| EXTRACTED RECORDS |
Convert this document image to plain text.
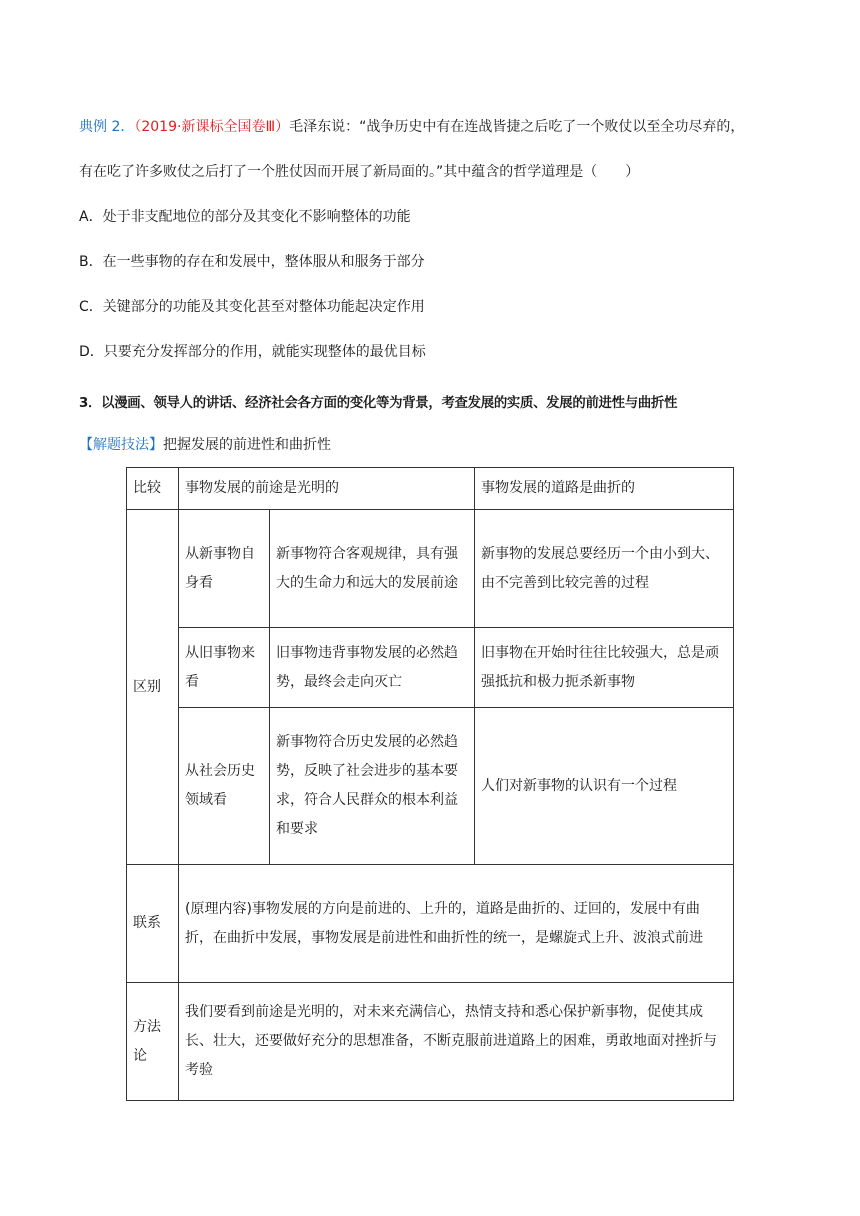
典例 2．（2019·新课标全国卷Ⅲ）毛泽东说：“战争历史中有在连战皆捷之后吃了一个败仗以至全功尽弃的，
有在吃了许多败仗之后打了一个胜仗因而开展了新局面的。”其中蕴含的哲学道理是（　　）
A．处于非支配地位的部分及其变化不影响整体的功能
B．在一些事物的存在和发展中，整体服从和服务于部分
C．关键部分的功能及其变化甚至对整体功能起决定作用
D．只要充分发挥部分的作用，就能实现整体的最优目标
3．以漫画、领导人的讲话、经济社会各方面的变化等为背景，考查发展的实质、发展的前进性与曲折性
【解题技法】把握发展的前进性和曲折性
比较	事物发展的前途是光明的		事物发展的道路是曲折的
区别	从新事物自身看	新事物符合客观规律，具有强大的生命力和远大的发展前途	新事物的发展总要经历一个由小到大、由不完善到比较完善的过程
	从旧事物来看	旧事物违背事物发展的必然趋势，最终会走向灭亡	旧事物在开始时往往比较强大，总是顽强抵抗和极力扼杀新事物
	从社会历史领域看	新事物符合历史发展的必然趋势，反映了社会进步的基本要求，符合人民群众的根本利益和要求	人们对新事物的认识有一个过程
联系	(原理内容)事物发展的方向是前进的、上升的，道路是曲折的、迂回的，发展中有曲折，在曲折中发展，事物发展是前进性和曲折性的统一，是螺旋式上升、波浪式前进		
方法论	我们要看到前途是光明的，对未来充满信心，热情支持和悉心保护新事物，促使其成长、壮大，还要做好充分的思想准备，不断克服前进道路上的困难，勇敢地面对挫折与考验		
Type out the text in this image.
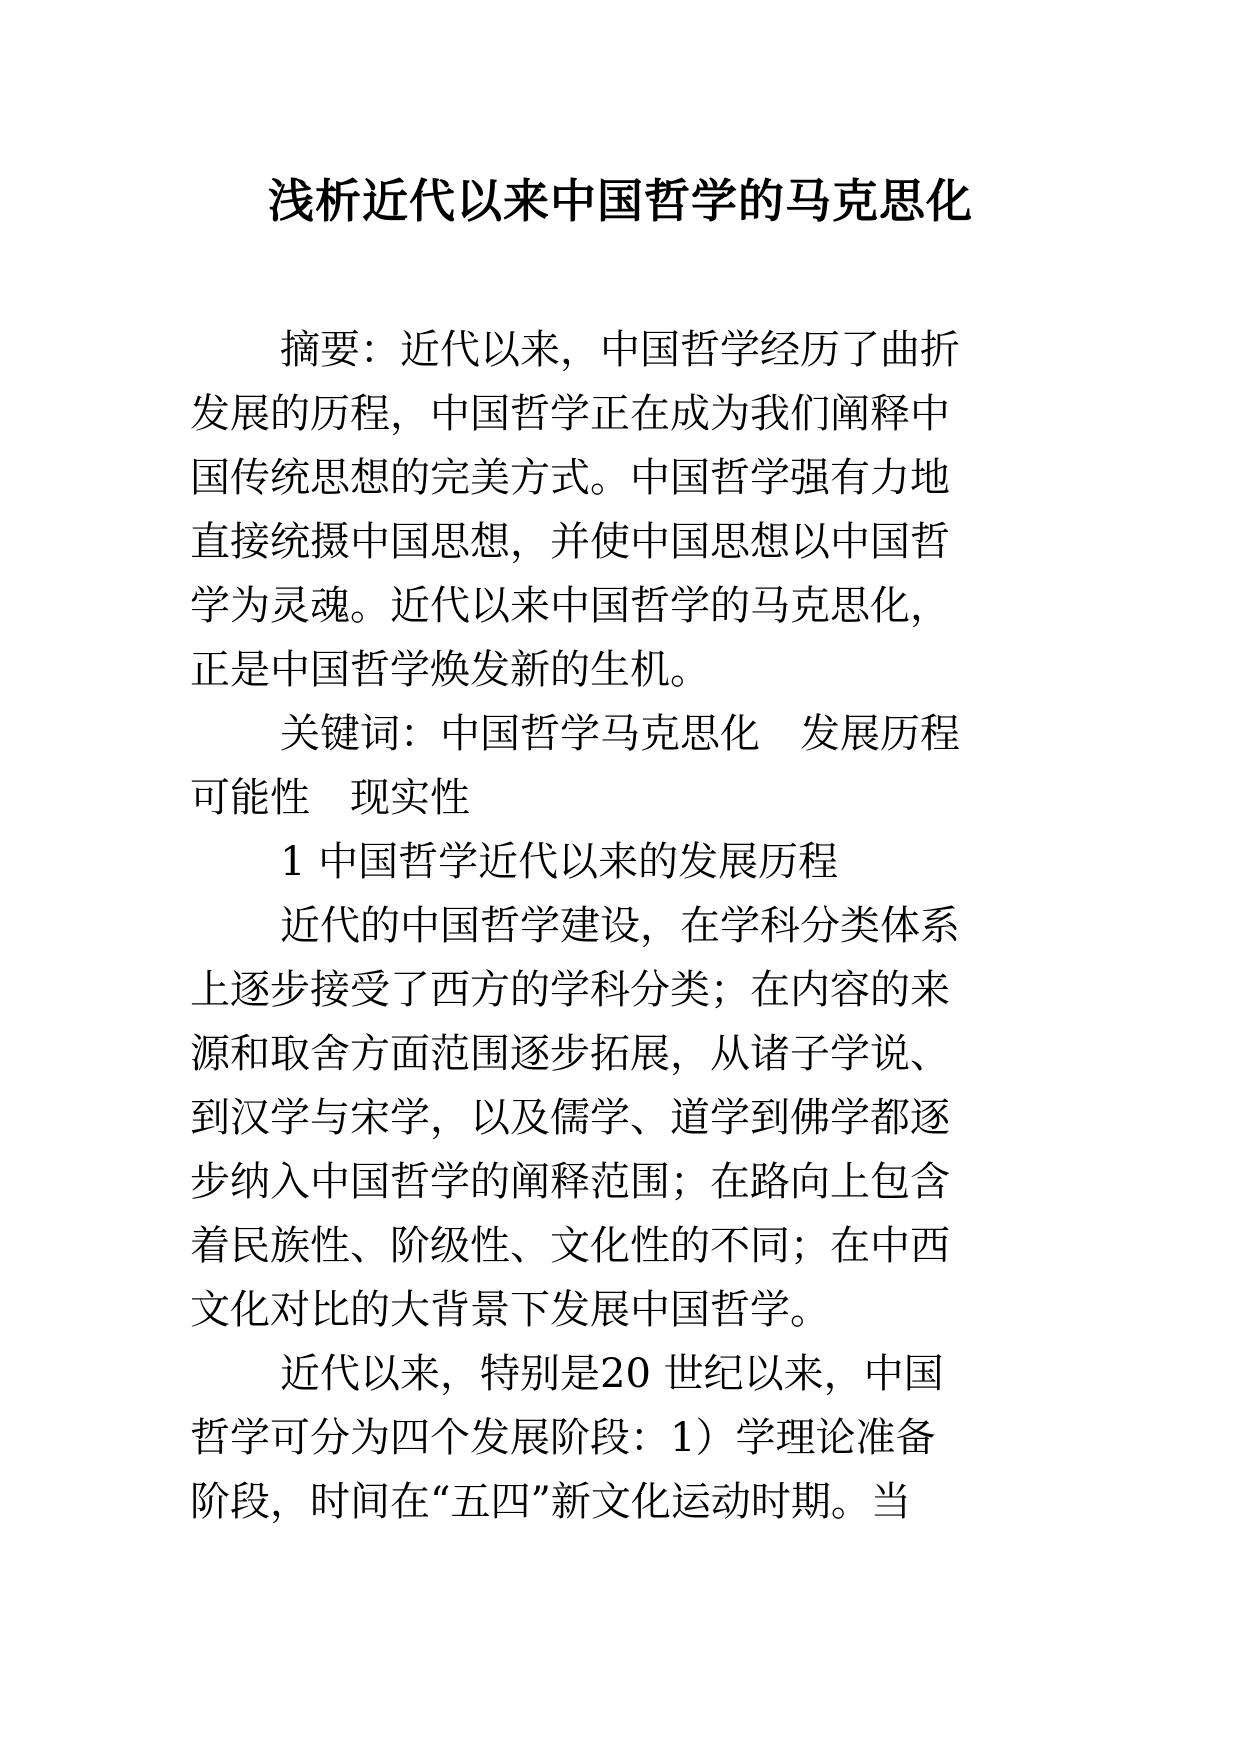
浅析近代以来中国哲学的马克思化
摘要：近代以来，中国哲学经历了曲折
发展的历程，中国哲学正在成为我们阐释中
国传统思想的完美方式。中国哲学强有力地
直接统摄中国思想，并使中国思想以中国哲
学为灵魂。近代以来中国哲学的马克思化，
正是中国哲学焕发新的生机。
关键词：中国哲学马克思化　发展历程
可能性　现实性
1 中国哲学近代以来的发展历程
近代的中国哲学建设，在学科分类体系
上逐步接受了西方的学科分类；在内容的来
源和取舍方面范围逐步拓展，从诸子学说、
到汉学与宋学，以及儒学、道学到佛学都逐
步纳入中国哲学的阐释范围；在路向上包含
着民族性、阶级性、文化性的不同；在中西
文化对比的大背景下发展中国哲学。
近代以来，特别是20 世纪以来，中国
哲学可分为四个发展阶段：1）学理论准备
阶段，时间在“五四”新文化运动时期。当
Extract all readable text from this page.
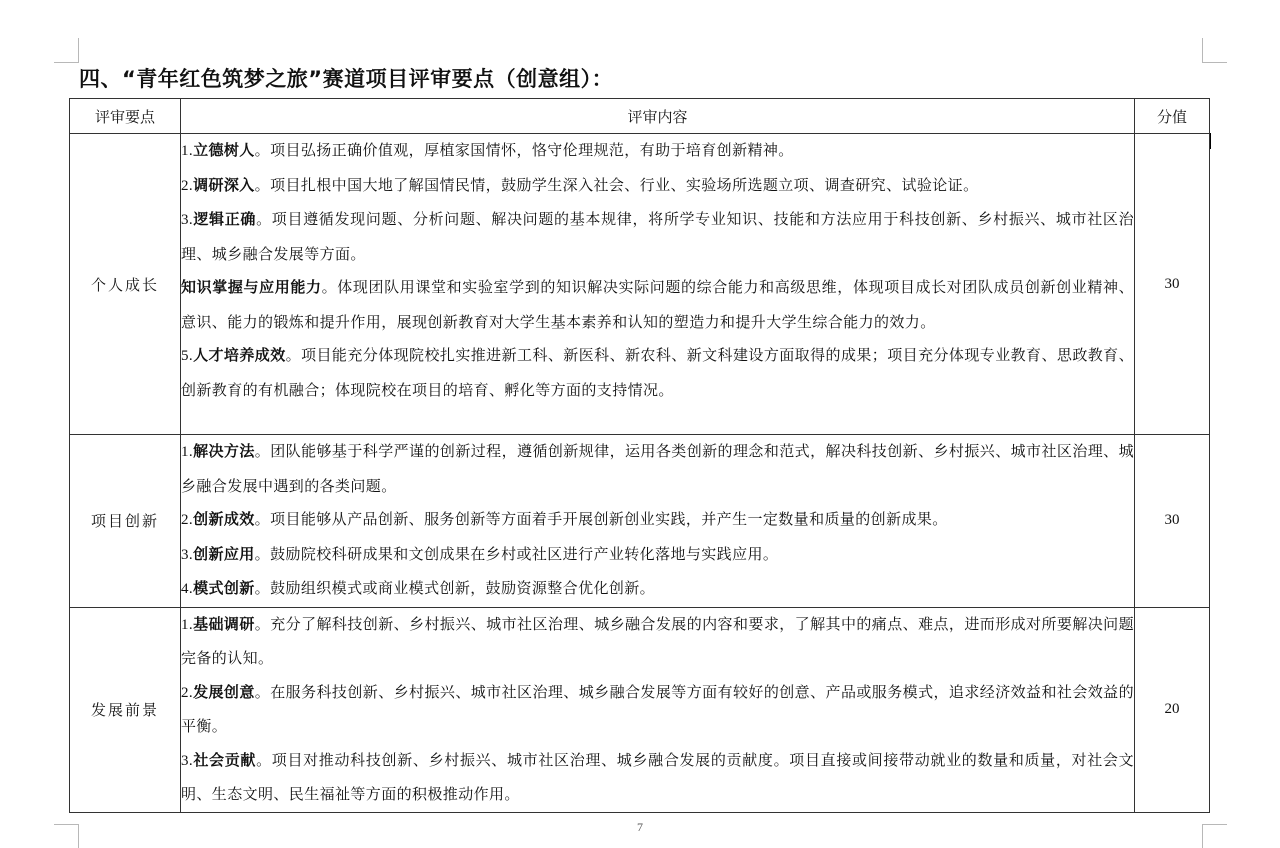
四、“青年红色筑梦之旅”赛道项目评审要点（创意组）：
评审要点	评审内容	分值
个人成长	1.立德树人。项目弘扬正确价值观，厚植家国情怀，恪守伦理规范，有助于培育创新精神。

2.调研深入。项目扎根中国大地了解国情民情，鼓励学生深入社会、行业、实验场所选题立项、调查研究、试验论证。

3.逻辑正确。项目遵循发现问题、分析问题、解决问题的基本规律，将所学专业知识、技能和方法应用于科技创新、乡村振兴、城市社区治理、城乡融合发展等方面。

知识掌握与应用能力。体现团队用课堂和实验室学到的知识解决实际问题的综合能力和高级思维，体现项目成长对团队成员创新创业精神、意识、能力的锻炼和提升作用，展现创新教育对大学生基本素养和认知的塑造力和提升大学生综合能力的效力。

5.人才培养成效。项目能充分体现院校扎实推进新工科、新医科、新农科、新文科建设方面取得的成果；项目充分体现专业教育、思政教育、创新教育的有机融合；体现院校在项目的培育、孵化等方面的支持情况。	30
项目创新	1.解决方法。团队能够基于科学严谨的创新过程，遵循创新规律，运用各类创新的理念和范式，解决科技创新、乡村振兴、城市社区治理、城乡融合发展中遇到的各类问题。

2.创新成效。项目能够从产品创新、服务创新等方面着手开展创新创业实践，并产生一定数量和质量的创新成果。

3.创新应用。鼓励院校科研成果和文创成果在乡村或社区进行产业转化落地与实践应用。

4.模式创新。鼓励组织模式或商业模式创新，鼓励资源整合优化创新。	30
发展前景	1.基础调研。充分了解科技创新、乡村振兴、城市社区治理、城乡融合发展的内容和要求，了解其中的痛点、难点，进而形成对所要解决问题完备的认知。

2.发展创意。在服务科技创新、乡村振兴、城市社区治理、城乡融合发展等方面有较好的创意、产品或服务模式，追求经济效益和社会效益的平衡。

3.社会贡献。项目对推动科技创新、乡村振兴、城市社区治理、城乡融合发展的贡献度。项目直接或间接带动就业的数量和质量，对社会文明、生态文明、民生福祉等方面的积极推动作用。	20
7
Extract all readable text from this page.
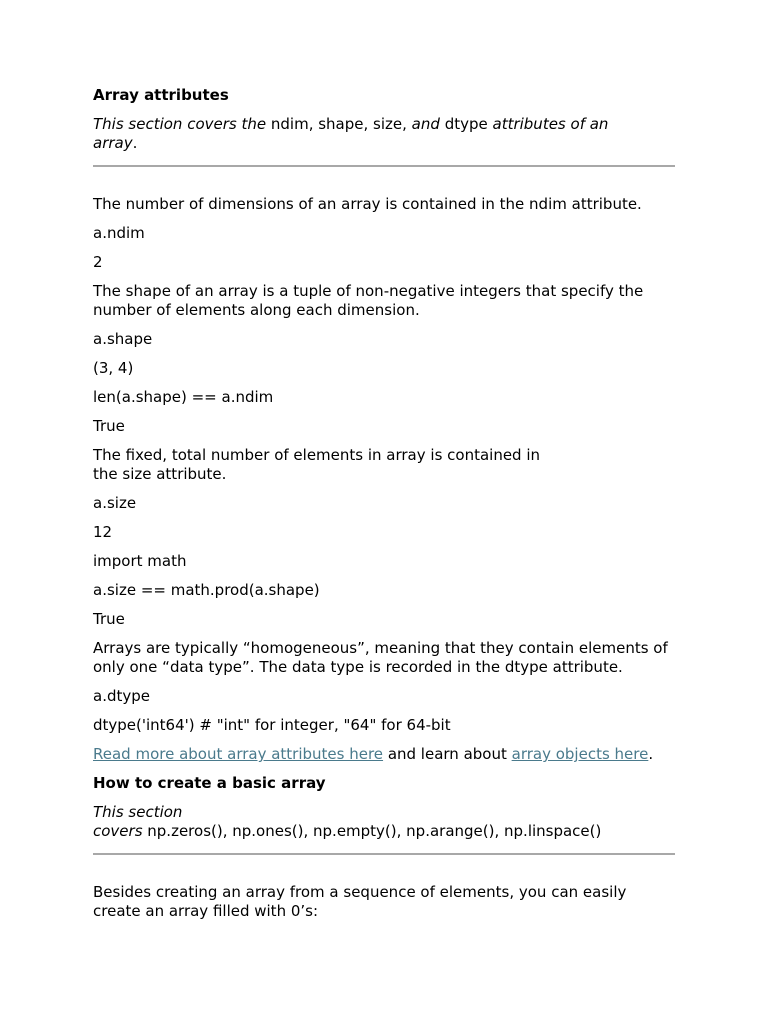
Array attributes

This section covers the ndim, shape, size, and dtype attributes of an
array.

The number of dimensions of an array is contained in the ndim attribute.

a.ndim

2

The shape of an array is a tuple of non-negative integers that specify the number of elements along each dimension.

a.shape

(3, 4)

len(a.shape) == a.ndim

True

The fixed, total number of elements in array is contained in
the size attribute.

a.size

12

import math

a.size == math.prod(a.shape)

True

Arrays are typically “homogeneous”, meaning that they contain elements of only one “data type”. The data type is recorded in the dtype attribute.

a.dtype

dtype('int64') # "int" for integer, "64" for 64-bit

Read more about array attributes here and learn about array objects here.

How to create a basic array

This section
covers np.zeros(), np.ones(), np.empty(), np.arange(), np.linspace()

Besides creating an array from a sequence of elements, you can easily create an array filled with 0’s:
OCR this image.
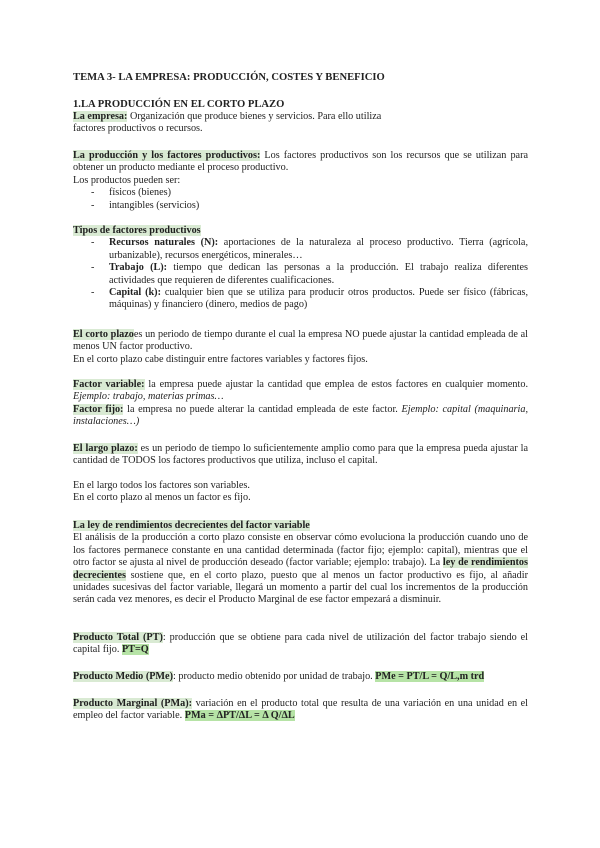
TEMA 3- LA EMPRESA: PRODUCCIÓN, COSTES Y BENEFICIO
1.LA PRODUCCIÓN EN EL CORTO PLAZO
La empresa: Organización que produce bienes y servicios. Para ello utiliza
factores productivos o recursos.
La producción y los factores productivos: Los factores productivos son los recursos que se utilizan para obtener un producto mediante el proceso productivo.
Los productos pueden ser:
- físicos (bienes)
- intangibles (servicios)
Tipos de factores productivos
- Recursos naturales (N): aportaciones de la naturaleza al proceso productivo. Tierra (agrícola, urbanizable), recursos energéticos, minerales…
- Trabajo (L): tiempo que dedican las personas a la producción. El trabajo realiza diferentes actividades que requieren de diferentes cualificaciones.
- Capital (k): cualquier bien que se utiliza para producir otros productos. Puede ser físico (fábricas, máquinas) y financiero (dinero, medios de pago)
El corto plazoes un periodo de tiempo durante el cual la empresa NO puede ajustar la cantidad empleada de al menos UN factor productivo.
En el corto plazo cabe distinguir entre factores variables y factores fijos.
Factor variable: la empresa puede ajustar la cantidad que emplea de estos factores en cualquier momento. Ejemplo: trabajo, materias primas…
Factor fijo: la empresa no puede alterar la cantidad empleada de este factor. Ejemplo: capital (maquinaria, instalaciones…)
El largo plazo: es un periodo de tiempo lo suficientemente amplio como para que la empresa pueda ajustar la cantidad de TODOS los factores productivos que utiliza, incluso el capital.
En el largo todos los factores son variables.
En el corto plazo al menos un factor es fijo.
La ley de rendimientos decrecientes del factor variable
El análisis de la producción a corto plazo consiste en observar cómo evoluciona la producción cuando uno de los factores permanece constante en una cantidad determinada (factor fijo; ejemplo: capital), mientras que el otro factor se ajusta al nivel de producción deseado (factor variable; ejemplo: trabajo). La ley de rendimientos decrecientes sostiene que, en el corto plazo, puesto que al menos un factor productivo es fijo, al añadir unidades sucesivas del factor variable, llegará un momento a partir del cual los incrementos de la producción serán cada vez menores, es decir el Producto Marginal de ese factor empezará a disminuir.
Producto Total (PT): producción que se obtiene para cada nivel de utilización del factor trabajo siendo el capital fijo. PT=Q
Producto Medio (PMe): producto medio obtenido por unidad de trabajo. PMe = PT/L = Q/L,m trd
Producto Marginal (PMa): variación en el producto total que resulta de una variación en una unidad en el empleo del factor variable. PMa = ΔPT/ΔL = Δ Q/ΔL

| WHAT IS EXPECTED |
From the listing above, pick out each line where the word "section" appears.

| EXPECTED ANSWER |
This section covers the ndim, shape, size, and dtype attributes of an
This section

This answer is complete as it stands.